>>

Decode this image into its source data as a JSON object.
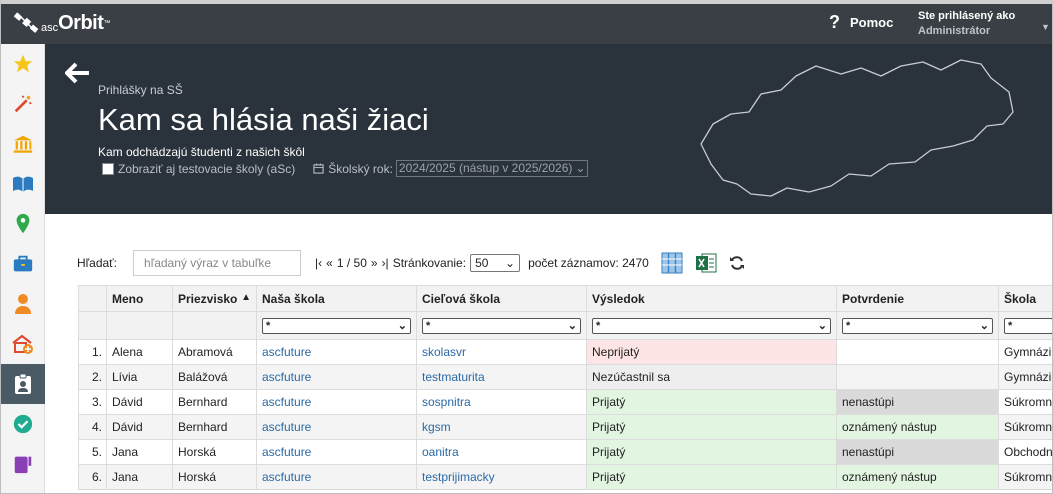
{
  "app": {
    "logo_asc": "asc",
    "logo_orbit": "Orbit",
    "logo_tm": "™"
  },
  "topbar": {
    "help_label": "Pomoc",
    "user_line1": "Ste prihlásený ako",
    "user_line2": "Administrátor"
  },
  "sidebar": {
    "items": [
      "star-icon",
      "magic-wand-icon",
      "institution-icon",
      "book-icon",
      "map-pin-icon",
      "briefcase-icon",
      "student-icon",
      "school-plus-icon",
      "clipboard-user-icon",
      "check-circle-icon",
      "fork-icon"
    ],
    "active_index": 8
  },
  "header": {
    "breadcrumb": "Prihlášky na SŠ",
    "title": "Kam sa hlásia naši žiaci",
    "subtitle": "Kam odchádzajú študenti z našich škôl",
    "show_test_schools": "Zobraziť aj testovacie školy (aSc)",
    "school_year_label": "Školský rok:",
    "school_year_value": "2024/2025 (nástup v 2025/2026)"
  },
  "toolbar": {
    "search_label": "Hľadať:",
    "search_placeholder": "hľadaný výraz v tabuľke",
    "first": "|‹",
    "prev": "«",
    "page": "1 / 50",
    "next": "»",
    "last": "›|",
    "paging_label": "Stránkovanie:",
    "paging_value": "50",
    "count_label": "počet záznamov: 2470"
  },
  "table": {
    "columns": [
      "",
      "Meno",
      "Priezvisko",
      "Naša škola",
      "Cieľová škola",
      "Výsledok",
      "Potvrdenie",
      "Škola"
    ],
    "sort_indicator": "▲",
    "filter_value": "*",
    "rows": [
      {
        "n": "1.",
        "meno": "Alena",
        "priezvisko": "Abramová",
        "nasa": "ascfuture",
        "ciel": "skolasvr",
        "vysledok": "Neprijatý",
        "vys_type": "no",
        "potvrdenie": "",
        "pot_type": "",
        "skola": "Gymnázium"
      },
      {
        "n": "2.",
        "meno": "Lívia",
        "priezvisko": "Balážová",
        "nasa": "ascfuture",
        "ciel": "testmaturita",
        "vysledok": "Nezúčastnil sa",
        "vys_type": "abs",
        "potvrdenie": "",
        "pot_type": "",
        "skola": "Gymnázium"
      },
      {
        "n": "3.",
        "meno": "Dávid",
        "priezvisko": "Bernhard",
        "nasa": "ascfuture",
        "ciel": "sospnitra",
        "vysledok": "Prijatý",
        "vys_type": "ok",
        "potvrdenie": "nenastúpi",
        "pot_type": "nen",
        "skola": "Súkromná"
      },
      {
        "n": "4.",
        "meno": "Dávid",
        "priezvisko": "Bernhard",
        "nasa": "ascfuture",
        "ciel": "kgsm",
        "vysledok": "Prijatý",
        "vys_type": "ok",
        "potvrdenie": "oznámený nástup",
        "pot_type": "ozn",
        "skola": "Súkromná"
      },
      {
        "n": "5.",
        "meno": "Jana",
        "priezvisko": "Horská",
        "nasa": "ascfuture",
        "ciel": "oanitra",
        "vysledok": "Prijatý",
        "vys_type": "ok",
        "potvrdenie": "nenastúpi",
        "pot_type": "nen",
        "skola": "Obchodná"
      },
      {
        "n": "6.",
        "meno": "Jana",
        "priezvisko": "Horská",
        "nasa": "ascfuture",
        "ciel": "testprijimacky",
        "vysledok": "Prijatý",
        "vys_type": "ok",
        "potvrdenie": "oznámený nástup",
        "pot_type": "ozn",
        "skola": "Súkromná"
      }
    ]
  },
  "colors": {
    "topbar": "#3a3f45",
    "header": "#2a323b",
    "link": "#2a6aa6",
    "rejected": "#fde5e5",
    "accepted": "#e1f5e1",
    "not_enrolling": "#dadada"
  }
}
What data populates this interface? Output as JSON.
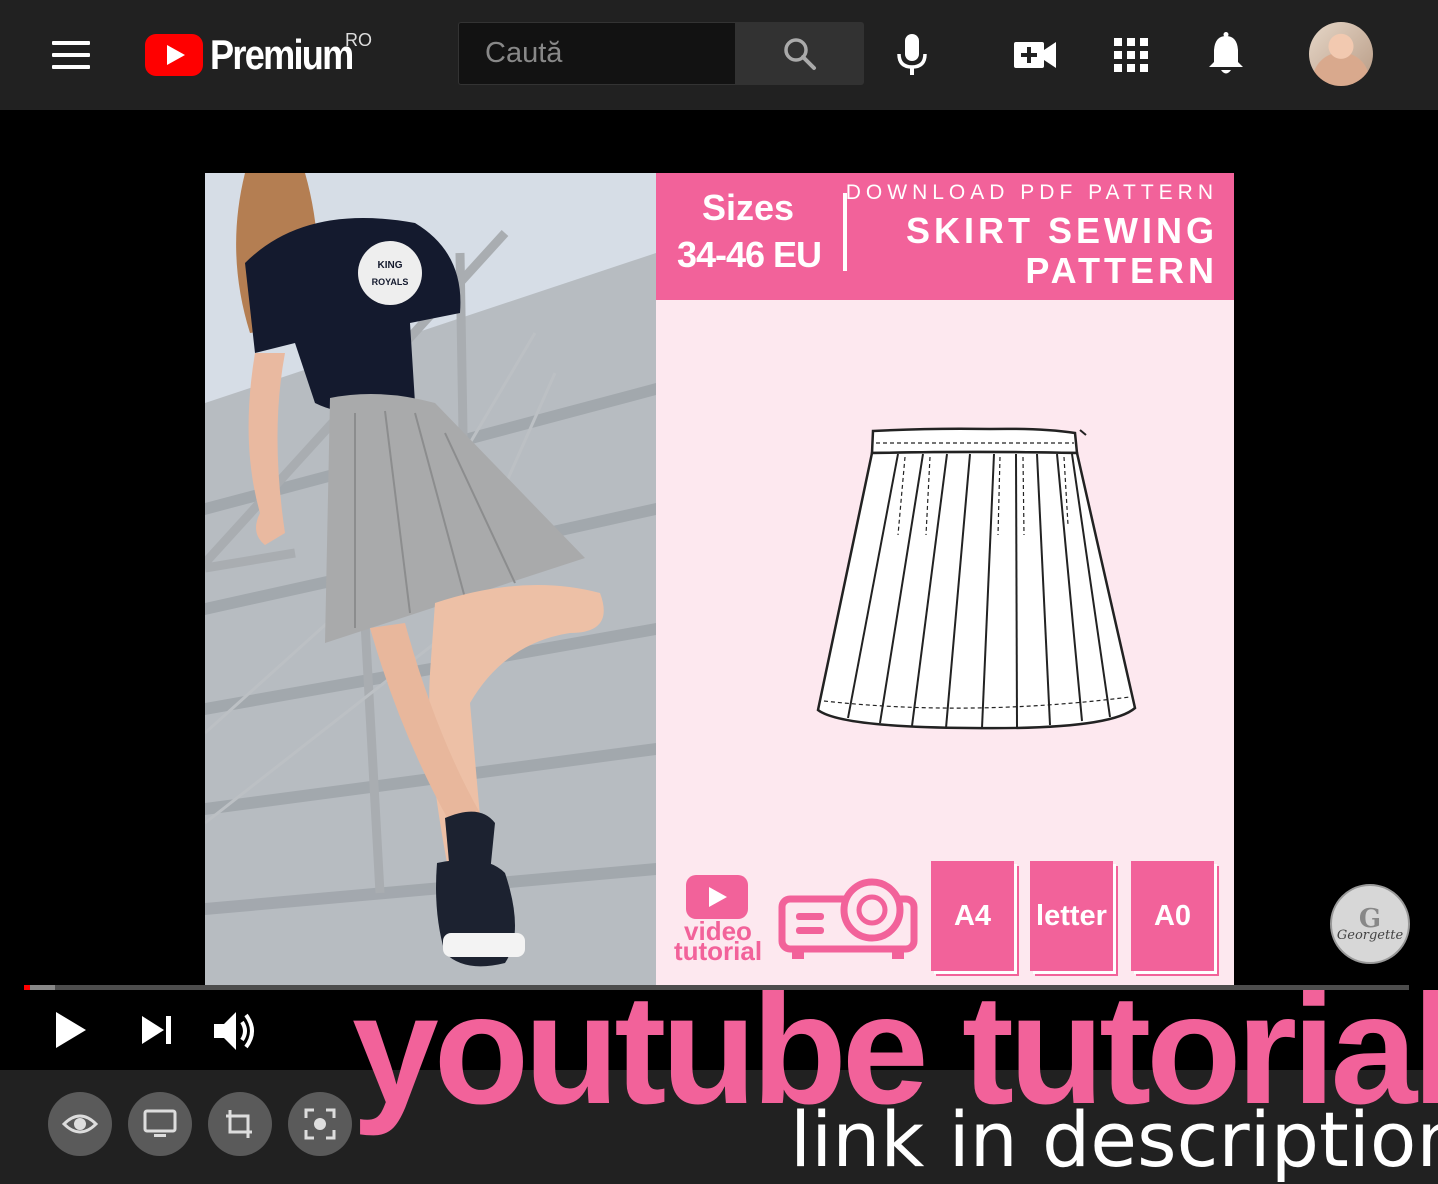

<<

Problem to solve: Copy all of the entries verbatim, leaving out any pictures they contain.

Task output:
Decode this image into its source data as a JSON object.
{
  "app": {
    "logo_asc": "asc",
    "logo_orbit": "Orbit",
    "logo_tm": "™"
  },
  "topbar": {
    "help_label": "Pomoc",
    "user_line1": "Ste prihlásený ako",
    "user_line2": "Administrátor"
  },
  "sidebar": {
    "items": [
      "star-icon",
      "magic-wand-icon",
      "institution-icon",
      "book-icon",
      "map-pin-icon",
      "briefcase-icon",
      "student-icon",
      "school-plus-icon",
      "clipboard-user-icon",
      "check-circle-icon",
      "fork-icon"
    ],
    "active_index": 8
  },
  "header": {
    "breadcrumb": "Prihlášky na SŠ",
    "title": "Kam sa hlásia naši žiaci",
    "subtitle": "Kam odchádzajú študenti z našich škôl",
    "show_test_schools": "Zobraziť aj testovacie školy (aSc)",
    "school_year_label": "Školský rok:",
    "school_year_value": "2024/2025 (nástup v 2025/2026)"
  },
  "toolbar": {
    "search_label": "Hľadať:",
    "search_placeholder": "hľadaný výraz v tabuľke",
    "first": "|‹",
    "prev": "«",
    "page": "1 / 50",
    "next": "»",
    "last": "›|",
    "paging_label": "Stránkovanie:",
    "paging_value": "50",
    "count_label": "počet záznamov: 2470"
  },
  "table": {
    "columns": [
      "",
      "Meno",
      "Priezvisko",
      "Naša škola",
      "Cieľová škola",
      "Výsledok",
      "Potvrdenie",
      "Škola"
    ],
    "sort_indicator": "▲",
    "filter_value": "*",
    "rows": [
      {
        "n": "1.",
        "meno": "Alena",
        "priezvisko": "Abramová",
        "nasa": "ascfuture",
        "ciel": "skolasvr",
        "vysledok": "Neprijatý",
        "vys_type": "no",
        "potvrdenie": "",
        "pot_type": "",
        "skola": "Gymnázium"
      },
      {
        "n": "2.",
        "meno": "Lívia",
        "priezvisko": "Balážová",
        "nasa": "ascfuture",
        "ciel": "testmaturita",
        "vysledok": "Nezúčastnil sa",
        "vys_type": "abs",
        "potvrdenie": "",
        "pot_type": "",
        "skola": "Gymnázium"
      },
      {
        "n": "3.",
        "meno": "Dávid",
        "priezvisko": "Bernhard",
        "nasa": "ascfuture",
        "ciel": "sospnitra",
        "vysledok": "Prijatý",
        "vys_type": "ok",
        "potvrdenie": "nenastúpi",
        "pot_type": "nen",
        "skola": "Súkromná"
      },
      {
        "n": "4.",
        "meno": "Dávid",
        "priezvisko": "Bernhard",
        "nasa": "ascfuture",
        "ciel": "kgsm",
        "vysledok": "Prijatý",
        "vys_type": "ok",
        "potvrdenie": "oznámený nástup",
        "pot_type": "ozn",
        "skola": "Súkromná"
      },
      {
        "n": "5.",
        "meno": "Jana",
        "priezvisko": "Horská",
        "nasa": "ascfuture",
        "ciel": "oanitra",
        "vysledok": "Prijatý",
        "vys_type": "ok",
        "potvrdenie": "nenastúpi",
        "pot_type": "nen",
        "skola": "Obchodná"
      },
      {
        "n": "6.",
        "meno": "Jana",
        "priezvisko": "Horská",
        "nasa": "ascfuture",
        "ciel": "testprijimacky",
        "vysledok": "Prijatý",
        "vys_type": "ok",
        "potvrdenie": "oznámený nástup",
        "pot_type": "ozn",
        "skola": "Súkromná"
      }
    ]
  },
  "colors": {
    "topbar": "#3a3f45",
    "header": "#2a323b",
    "link": "#2a6aa6",
    "rejected": "#fde5e5",
    "accepted": "#e1f5e1",
    "not_enrolling": "#dadada"
  }
}
What data populates this interface? Output as JSON.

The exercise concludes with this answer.